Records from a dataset
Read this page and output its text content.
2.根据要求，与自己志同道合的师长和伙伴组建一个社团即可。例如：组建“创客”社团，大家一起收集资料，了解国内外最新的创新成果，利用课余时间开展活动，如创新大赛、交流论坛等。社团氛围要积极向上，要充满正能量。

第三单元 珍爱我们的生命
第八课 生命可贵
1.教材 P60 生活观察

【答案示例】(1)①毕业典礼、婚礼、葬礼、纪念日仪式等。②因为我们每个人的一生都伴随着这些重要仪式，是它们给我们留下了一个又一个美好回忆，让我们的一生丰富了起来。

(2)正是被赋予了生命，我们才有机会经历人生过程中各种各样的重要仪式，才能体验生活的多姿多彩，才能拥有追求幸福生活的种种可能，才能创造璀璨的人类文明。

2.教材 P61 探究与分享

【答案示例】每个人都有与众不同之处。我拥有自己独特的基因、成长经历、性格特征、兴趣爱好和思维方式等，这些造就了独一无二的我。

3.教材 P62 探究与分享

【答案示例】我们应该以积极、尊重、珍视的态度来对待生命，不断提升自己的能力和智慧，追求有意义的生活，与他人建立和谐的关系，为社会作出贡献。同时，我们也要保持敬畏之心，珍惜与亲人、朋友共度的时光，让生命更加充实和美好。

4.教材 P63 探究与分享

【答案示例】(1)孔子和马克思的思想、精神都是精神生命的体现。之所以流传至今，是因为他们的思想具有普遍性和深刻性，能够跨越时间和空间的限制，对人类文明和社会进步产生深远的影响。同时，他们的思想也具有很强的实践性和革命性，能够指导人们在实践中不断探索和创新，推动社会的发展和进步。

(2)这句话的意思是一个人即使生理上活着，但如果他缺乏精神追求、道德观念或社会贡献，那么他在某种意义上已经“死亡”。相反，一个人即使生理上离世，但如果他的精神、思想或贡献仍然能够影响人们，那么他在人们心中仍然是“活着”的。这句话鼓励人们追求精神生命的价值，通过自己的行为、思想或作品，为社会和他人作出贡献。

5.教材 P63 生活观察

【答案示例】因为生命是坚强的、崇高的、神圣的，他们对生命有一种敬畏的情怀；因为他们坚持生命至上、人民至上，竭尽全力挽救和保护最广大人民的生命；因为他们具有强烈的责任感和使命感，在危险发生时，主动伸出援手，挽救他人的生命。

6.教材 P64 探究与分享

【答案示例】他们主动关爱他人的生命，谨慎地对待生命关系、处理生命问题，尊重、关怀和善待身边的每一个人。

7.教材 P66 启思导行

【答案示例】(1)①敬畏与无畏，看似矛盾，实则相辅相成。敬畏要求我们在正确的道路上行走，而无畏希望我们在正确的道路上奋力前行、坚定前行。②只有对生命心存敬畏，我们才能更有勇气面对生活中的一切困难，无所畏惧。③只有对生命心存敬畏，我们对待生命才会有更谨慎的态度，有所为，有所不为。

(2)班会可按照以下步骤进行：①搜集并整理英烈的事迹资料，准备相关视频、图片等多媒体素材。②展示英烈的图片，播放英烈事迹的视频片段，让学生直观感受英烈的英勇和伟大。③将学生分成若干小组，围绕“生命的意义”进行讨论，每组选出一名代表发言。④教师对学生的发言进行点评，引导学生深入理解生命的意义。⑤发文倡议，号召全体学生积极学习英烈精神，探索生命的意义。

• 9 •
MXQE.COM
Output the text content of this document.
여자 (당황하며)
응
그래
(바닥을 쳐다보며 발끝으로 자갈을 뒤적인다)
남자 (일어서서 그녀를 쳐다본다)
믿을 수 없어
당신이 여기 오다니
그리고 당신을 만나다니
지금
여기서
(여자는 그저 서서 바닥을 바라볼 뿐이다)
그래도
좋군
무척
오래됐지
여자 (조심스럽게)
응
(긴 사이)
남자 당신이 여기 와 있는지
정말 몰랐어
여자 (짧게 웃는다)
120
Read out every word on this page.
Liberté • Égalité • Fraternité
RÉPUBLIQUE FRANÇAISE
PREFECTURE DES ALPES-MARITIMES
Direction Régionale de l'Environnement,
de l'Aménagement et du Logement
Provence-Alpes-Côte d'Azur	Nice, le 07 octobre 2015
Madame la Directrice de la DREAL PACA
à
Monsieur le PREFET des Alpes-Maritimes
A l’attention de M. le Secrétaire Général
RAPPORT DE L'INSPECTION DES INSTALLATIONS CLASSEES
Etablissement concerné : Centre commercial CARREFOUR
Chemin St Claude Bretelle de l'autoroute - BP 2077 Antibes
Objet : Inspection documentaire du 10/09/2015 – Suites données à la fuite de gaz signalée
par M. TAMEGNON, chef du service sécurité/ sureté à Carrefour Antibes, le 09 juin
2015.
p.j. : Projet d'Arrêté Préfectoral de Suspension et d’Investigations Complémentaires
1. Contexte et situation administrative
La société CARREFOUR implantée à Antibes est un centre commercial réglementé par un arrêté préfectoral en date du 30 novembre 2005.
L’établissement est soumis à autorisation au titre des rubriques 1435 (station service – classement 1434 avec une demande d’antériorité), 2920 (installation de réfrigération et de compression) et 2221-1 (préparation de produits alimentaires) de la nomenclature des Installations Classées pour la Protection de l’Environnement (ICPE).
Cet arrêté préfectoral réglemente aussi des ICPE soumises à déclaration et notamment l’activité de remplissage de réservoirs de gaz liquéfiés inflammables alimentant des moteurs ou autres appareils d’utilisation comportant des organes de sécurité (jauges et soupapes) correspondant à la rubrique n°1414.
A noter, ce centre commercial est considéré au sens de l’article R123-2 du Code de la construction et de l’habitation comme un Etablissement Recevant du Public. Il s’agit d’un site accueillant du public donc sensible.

**Your objective:** With both ends included, please retype exactly the lines from the line containing "Read out every word on this page." to the final line of the data.

**Task solution:**
Read out every word on this page.
Liberté • Égalité • Fraternité
RÉPUBLIQUE FRANÇAISE
PREFECTURE DES ALPES-MARITIMES
Direction Régionale de l'Environnement,
de l'Aménagement et du Logement
Provence-Alpes-Côte d'Azur	Nice, le 07 octobre 2015
Madame la Directrice de la DREAL PACA
à
Monsieur le PREFET des Alpes-Maritimes
A l’attention de M. le Secrétaire Général
RAPPORT DE L'INSPECTION DES INSTALLATIONS CLASSEES
Etablissement concerné : Centre commercial CARREFOUR
Chemin St Claude Bretelle de l'autoroute - BP 2077 Antibes
Objet : Inspection documentaire du 10/09/2015 – Suites données à la fuite de gaz signalée
par M. TAMEGNON, chef du service sécurité/ sureté à Carrefour Antibes, le 09 juin
2015.
p.j. : Projet d'Arrêté Préfectoral de Suspension et d’Investigations Complémentaires
1. Contexte et situation administrative
La société CARREFOUR implantée à Antibes est un centre commercial réglementé par un arrêté préfectoral en date du 30 novembre 2005.
L’établissement est soumis à autorisation au titre des rubriques 1435 (station service – classement 1434 avec une demande d’antériorité), 2920 (installation de réfrigération et de compression) et 2221-1 (préparation de produits alimentaires) de la nomenclature des Installations Classées pour la Protection de l’Environnement (ICPE).
Cet arrêté préfectoral réglemente aussi des ICPE soumises à déclaration et notamment l’activité de remplissage de réservoirs de gaz liquéfiés inflammables alimentant des moteurs ou autres appareils d’utilisation comportant des organes de sécurité (jauges et soupapes) correspondant à la rubrique n°1414.
A noter, ce centre commercial est considéré au sens de l’article R123-2 du Code de la construction et de l’habitation comme un Etablissement Recevant du Public. Il s’agit d’un site accueillant du public donc sensible.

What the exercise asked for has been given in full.